**Objective**:
Leave out all pictures and return, exactly as written, the lines from the line containing "Parse this screenshot: output" to the line containing "Output a JSON", both ends kept.

**Provided material**:
──────────────────────────────

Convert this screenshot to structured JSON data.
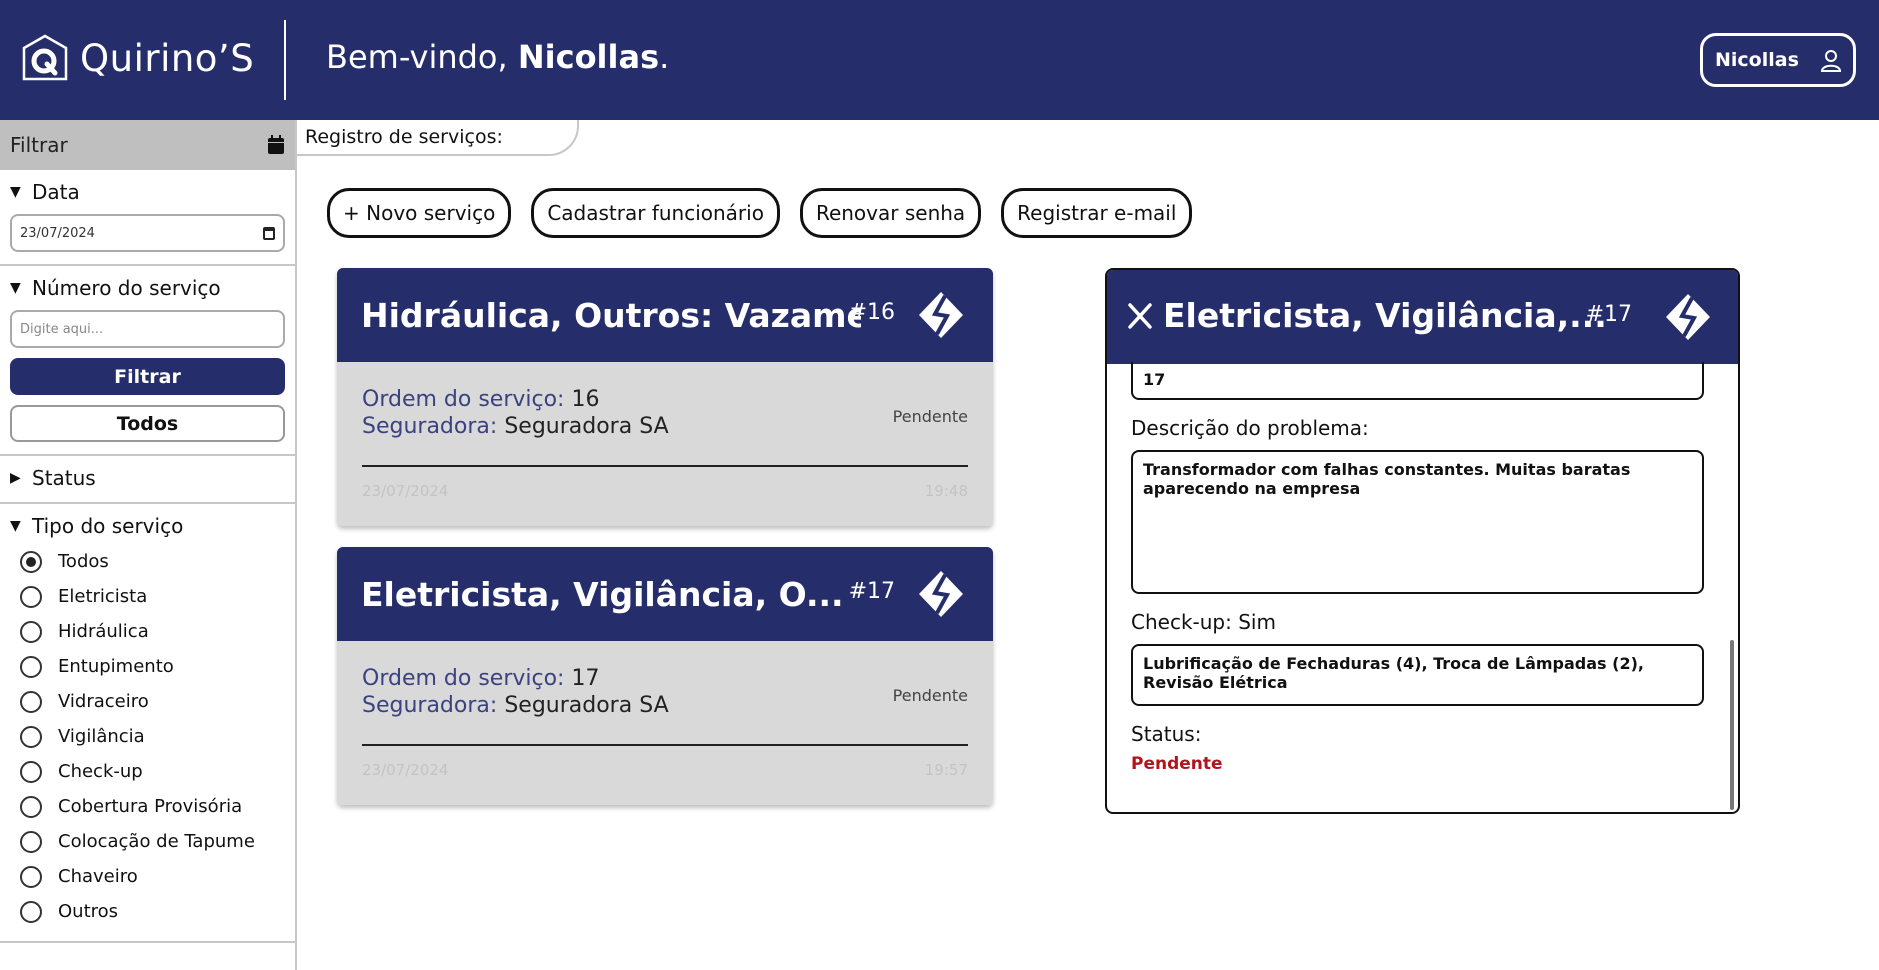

──────────────────────────────

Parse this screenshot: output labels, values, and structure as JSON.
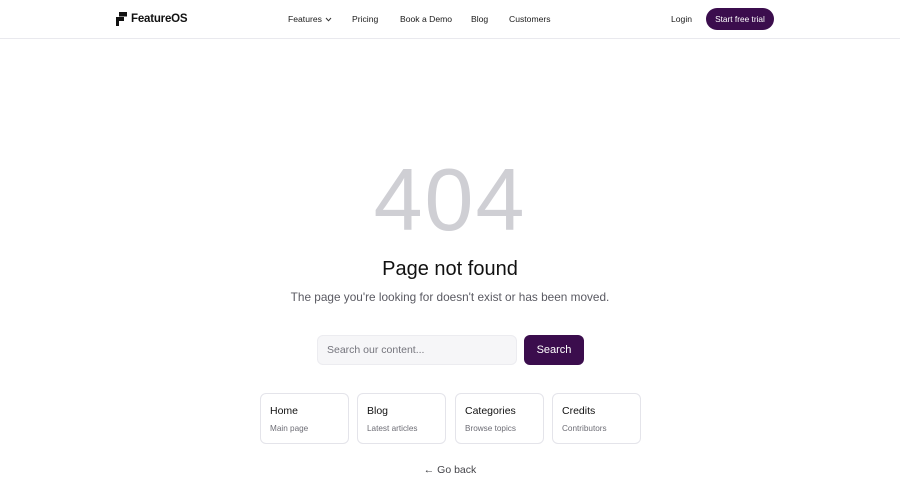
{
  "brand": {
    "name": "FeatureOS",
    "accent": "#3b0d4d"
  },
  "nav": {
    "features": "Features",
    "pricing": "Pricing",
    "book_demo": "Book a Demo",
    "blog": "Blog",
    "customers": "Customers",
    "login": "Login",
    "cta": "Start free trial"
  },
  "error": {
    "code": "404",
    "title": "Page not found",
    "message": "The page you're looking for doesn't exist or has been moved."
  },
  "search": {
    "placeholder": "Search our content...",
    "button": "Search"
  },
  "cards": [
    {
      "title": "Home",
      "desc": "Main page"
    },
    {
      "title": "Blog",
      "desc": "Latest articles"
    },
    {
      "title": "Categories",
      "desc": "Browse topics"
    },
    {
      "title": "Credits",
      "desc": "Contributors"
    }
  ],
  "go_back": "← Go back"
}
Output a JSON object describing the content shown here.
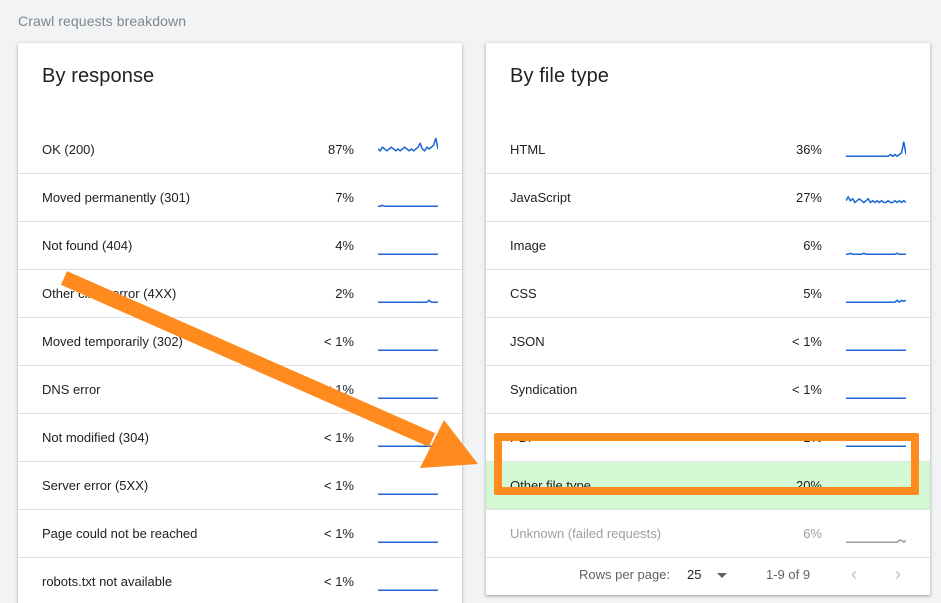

──────────────────────────────

**Written solution**:
Parse this screenshot: output labels, values, and structure as JSON.
{
  "brand": {
    "name": "FeatureOS",
    "accent": "#3b0d4d"
  },
  "nav": {
    "features": "Features",
    "pricing": "Pricing",
    "book_demo": "Book a Demo",
    "blog": "Blog",
    "customers": "Customers",
    "login": "Login",
    "cta": "Start free trial"
  },
  "error": {
    "code": "404",
    "title": "Page not found",
    "message": "The page you're looking for doesn't exist or has been moved."
  },
  "search": {
    "placeholder": "Search our content...",
    "button": "Search"
  },
  "cards": [
    {
      "title": "Home",
      "desc": "Main page"
    },
    {
      "title": "Blog",
      "desc": "Latest articles"
    },
    {
      "title": "Categories",
      "desc": "Browse topics"
    },
    {
      "title": "Credits",
      "desc": "Contributors"
    }
  ],
  "go_back": "← Go back"
}
Output a JSON object describing the content shown here.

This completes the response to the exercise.